== WHAT IS REQUIRED ==
Copy down every line where the string "további" shows up.

(begin)

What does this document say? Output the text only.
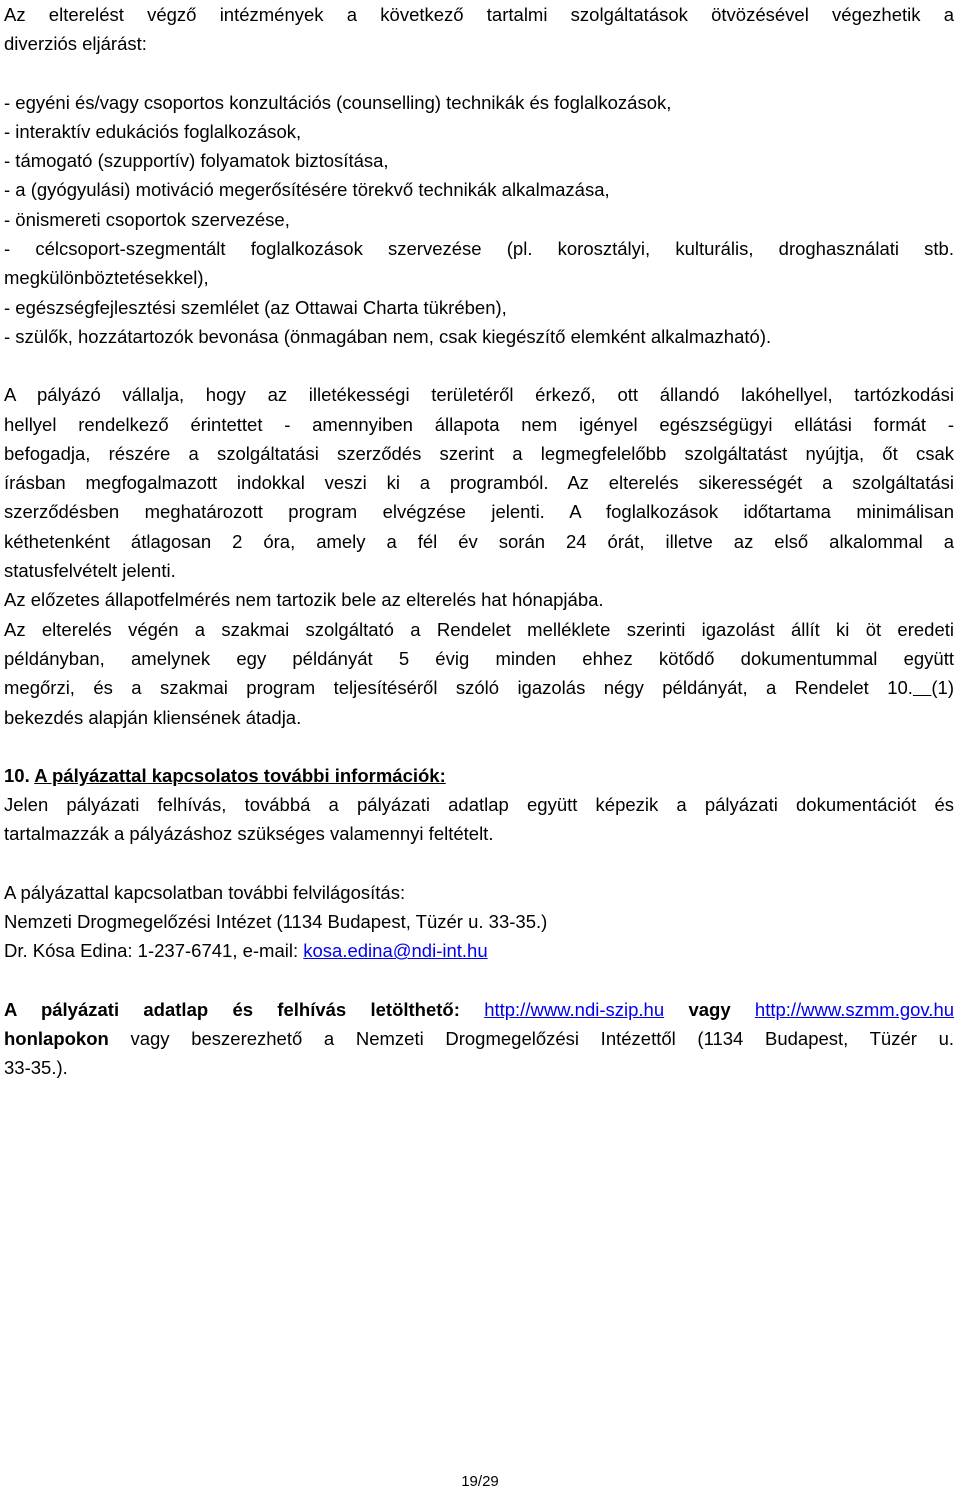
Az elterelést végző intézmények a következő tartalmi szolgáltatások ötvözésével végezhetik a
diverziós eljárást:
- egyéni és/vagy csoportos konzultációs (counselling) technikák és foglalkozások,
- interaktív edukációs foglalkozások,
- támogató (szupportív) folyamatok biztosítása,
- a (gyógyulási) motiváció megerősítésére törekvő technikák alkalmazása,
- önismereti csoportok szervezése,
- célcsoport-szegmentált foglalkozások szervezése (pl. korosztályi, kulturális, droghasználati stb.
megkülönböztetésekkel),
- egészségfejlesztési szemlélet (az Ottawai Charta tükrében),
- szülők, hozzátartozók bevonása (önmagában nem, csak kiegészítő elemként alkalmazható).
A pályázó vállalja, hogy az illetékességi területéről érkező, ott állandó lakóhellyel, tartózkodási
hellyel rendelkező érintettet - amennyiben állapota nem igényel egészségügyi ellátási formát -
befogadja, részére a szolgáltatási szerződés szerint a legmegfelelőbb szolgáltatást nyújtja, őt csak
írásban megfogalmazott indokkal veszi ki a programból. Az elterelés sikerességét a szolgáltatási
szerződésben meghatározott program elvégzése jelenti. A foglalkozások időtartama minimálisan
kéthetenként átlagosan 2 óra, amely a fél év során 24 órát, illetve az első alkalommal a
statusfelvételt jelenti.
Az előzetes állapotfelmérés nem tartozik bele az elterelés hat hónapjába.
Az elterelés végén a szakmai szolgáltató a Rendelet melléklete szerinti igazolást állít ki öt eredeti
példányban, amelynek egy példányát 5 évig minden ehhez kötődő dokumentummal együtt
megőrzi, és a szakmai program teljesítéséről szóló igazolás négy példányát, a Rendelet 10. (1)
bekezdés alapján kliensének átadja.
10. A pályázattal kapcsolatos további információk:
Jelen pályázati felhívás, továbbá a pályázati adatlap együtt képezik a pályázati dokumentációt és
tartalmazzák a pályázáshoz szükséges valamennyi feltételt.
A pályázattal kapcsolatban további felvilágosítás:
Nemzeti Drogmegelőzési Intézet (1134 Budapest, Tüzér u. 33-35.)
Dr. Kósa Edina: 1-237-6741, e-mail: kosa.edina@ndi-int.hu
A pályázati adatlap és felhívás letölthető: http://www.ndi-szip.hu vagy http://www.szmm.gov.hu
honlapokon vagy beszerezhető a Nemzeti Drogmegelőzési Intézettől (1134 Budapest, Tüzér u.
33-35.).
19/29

(end)

== COMPLETE ANSWER ==
10. A pályázattal kapcsolatos további információk:
A pályázattal kapcsolatban további felvilágosítás:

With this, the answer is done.